◆ EXERCISE DETAILS
Could you copy all of the records below line for line, without changing anything, but leave the pictures out?

◆ Records
◇ ◇ ◇
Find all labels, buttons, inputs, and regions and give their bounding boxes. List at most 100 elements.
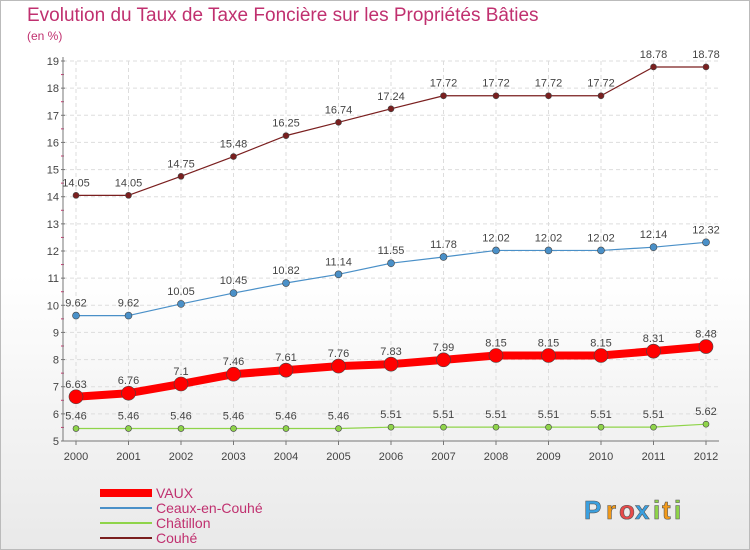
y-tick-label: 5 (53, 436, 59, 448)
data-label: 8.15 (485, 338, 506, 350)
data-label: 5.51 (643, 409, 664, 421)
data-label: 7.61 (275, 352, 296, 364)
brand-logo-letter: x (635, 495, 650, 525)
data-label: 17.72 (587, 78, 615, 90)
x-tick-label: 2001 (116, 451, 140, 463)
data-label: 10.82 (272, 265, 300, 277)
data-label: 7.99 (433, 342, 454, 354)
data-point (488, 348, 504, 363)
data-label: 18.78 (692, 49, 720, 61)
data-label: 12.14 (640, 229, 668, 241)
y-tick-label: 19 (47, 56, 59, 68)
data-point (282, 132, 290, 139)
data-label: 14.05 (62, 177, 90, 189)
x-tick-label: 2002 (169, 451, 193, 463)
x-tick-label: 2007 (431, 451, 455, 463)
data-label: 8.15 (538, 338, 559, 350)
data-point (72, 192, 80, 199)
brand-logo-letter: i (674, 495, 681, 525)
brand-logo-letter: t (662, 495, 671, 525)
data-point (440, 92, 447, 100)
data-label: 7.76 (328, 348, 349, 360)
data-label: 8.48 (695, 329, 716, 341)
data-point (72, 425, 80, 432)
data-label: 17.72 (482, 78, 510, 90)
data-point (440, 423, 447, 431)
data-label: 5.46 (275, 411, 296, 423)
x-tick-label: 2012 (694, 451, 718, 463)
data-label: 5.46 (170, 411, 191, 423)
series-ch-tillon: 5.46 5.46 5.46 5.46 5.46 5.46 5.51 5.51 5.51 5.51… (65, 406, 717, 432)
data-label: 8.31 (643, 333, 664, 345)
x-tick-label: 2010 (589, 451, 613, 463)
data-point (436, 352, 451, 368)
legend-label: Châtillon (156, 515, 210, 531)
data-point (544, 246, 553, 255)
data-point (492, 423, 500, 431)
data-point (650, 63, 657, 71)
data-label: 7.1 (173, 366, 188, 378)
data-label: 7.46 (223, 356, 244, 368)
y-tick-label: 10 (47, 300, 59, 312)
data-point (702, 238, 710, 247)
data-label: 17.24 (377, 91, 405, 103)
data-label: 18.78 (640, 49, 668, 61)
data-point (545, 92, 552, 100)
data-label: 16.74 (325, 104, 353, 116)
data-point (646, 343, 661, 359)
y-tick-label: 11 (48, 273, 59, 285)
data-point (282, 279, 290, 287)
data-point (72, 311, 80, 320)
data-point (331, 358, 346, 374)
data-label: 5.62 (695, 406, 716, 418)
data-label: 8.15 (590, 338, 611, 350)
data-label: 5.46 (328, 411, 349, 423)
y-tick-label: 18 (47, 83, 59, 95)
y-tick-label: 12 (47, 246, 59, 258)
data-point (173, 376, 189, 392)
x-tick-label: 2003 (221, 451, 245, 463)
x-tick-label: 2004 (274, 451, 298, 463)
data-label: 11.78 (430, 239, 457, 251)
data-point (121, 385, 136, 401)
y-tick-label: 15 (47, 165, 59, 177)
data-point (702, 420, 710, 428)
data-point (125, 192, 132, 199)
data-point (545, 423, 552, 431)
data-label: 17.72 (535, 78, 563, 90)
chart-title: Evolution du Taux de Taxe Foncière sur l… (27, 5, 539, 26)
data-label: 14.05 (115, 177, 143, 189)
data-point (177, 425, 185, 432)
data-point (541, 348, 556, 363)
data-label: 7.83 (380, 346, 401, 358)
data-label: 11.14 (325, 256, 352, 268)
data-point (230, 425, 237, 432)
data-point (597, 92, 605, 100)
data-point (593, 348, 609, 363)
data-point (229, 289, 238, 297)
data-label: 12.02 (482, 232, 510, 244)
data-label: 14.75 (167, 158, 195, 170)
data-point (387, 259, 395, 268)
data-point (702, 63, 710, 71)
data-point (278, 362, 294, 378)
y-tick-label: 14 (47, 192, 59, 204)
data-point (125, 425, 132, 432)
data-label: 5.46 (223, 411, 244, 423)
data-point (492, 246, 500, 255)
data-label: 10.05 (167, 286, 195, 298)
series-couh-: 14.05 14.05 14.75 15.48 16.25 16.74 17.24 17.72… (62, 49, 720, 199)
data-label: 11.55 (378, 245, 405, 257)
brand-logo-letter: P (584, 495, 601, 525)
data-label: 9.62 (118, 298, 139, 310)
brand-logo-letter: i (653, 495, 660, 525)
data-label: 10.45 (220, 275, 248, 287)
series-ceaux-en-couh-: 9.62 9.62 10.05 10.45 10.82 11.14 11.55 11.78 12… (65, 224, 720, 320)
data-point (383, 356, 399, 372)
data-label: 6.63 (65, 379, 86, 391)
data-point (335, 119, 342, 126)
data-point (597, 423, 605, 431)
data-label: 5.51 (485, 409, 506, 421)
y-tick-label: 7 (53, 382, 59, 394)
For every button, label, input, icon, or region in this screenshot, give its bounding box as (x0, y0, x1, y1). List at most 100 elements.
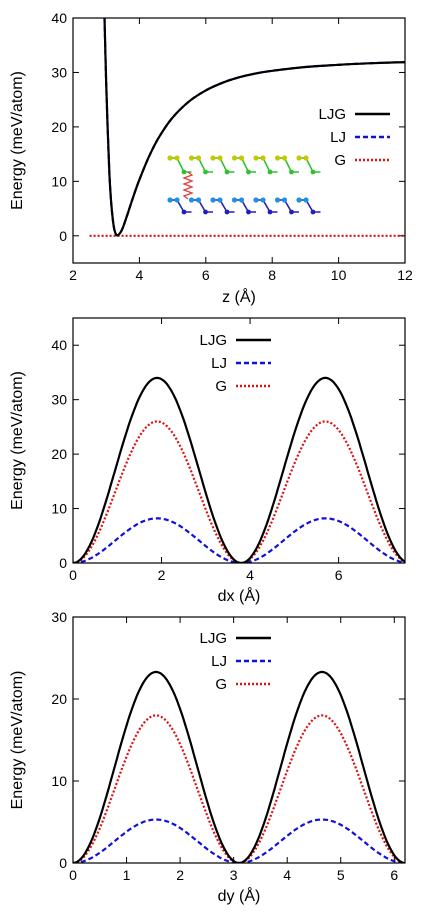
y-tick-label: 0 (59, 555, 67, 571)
◇ ◇ ◇
◆ OUTPUT OF THE TASK
Find all labels, buttons, inputs, and regions and give their bounding boxes. List at most 100 elements.
y-tick-label: 5 (53, 436, 59, 448)
data-label: 8.15 (485, 338, 506, 350)
data-label: 5.51 (643, 409, 664, 421)
data-label: 7.61 (275, 352, 296, 364)
brand-logo-letter: x (635, 495, 650, 525)
data-label: 17.72 (587, 78, 615, 90)
x-tick-label: 2001 (116, 451, 140, 463)
data-label: 10.82 (272, 265, 300, 277)
data-label: 7.99 (433, 342, 454, 354)
data-point (488, 348, 504, 363)
data-label: 18.78 (692, 49, 720, 61)
data-label: 12.14 (640, 229, 668, 241)
y-tick-label: 19 (47, 56, 59, 68)
data-point (282, 132, 290, 139)
data-label: 14.05 (62, 177, 90, 189)
x-tick-label: 2002 (169, 451, 193, 463)
x-tick-label: 2007 (431, 451, 455, 463)
data-label: 8.15 (538, 338, 559, 350)
data-point (72, 192, 80, 199)
brand-logo-letter: i (674, 495, 681, 525)
brand-logo-letter: t (662, 495, 671, 525)
data-point (440, 92, 447, 100)
data-label: 7.76 (328, 348, 349, 360)
data-label: 8.48 (695, 329, 716, 341)
data-point (72, 425, 80, 432)
data-label: 17.72 (482, 78, 510, 90)
data-point (440, 423, 447, 431)
data-label: 5.46 (275, 411, 296, 423)
x-tick-label: 2012 (694, 451, 718, 463)
data-label: 5.46 (170, 411, 191, 423)
series-ch-tillon: 5.46 5.46 5.46 5.46 5.46 5.46 5.51 5.51 5.51 5.51… (65, 406, 717, 432)
data-label: 8.31 (643, 333, 664, 345)
x-tick-label: 2010 (589, 451, 613, 463)
data-point (436, 352, 451, 368)
legend-label: Châtillon (156, 515, 210, 531)
data-point (544, 246, 553, 255)
data-point (492, 423, 500, 431)
data-point (650, 63, 657, 71)
data-label: 7.1 (173, 366, 188, 378)
data-label: 7.46 (223, 356, 244, 368)
y-tick-label: 10 (47, 300, 59, 312)
data-point (702, 238, 710, 247)
data-label: 17.24 (377, 91, 405, 103)
data-label: 18.78 (640, 49, 668, 61)
data-point (545, 92, 552, 100)
data-label: 16.74 (325, 104, 353, 116)
data-point (646, 343, 661, 359)
y-tick-label: 11 (48, 273, 59, 285)
data-point (282, 279, 290, 287)
data-point (72, 311, 80, 320)
data-point (331, 358, 346, 374)
data-label: 5.62 (695, 406, 716, 418)
data-label: 8.15 (590, 338, 611, 350)
data-label: 5.46 (328, 411, 349, 423)
y-tick-label: 18 (47, 83, 59, 95)
y-tick-label: 12 (47, 246, 59, 258)
data-point (173, 376, 189, 392)
x-tick-label: 2003 (221, 451, 245, 463)
x-tick-label: 2004 (274, 451, 298, 463)
data-label: 11.78 (430, 239, 457, 251)
data-point (121, 385, 136, 401)
y-tick-label: 15 (47, 165, 59, 177)
data-point (702, 420, 710, 428)
data-point (125, 192, 132, 199)
data-point (545, 423, 552, 431)
data-label: 17.72 (535, 78, 563, 90)
chart-title: Evolution du Taux de Taxe Foncière sur l… (27, 5, 539, 26)
data-label: 14.05 (115, 177, 143, 189)
data-point (177, 425, 185, 432)
data-point (541, 348, 556, 363)
data-label: 7.83 (380, 346, 401, 358)
data-label: 11.14 (325, 256, 352, 268)
data-point (230, 425, 237, 432)
data-point (597, 92, 605, 100)
data-point (593, 348, 609, 363)
data-point (229, 289, 238, 297)
data-label: 12.02 (482, 232, 510, 244)
data-label: 14.75 (167, 158, 195, 170)
data-point (387, 259, 395, 268)
data-point (702, 63, 710, 71)
data-point (278, 362, 294, 378)
y-tick-label: 14 (47, 192, 59, 204)
data-point (125, 425, 132, 432)
data-label: 5.46 (223, 411, 244, 423)
data-point (492, 246, 500, 255)
data-label: 10.05 (167, 286, 195, 298)
series-couh-: 14.05 14.05 14.75 15.48 16.25 16.74 17.24 17.72… (62, 49, 720, 199)
data-label: 11.55 (378, 245, 405, 257)
brand-logo-letter: P (584, 495, 601, 525)
data-label: 9.62 (118, 298, 139, 310)
brand-logo-letter: i (653, 495, 660, 525)
data-label: 10.45 (220, 275, 248, 287)
series-ceaux-en-couh-: 9.62 9.62 10.05 10.45 10.82 11.14 11.55 11.78 12… (65, 224, 720, 320)
data-point (383, 356, 399, 372)
data-label: 6.63 (65, 379, 86, 391)
data-point (335, 119, 342, 126)
data-point (597, 423, 605, 431)
data-label: 5.51 (485, 409, 506, 421)
y-tick-label: 7 (53, 382, 59, 394)
For every button, label, input, icon, or region in this screenshot, give its bounding box as (x0, y0, x1, y1). List at most 100 elements.
y-tick-label: 0 (59, 555, 67, 571)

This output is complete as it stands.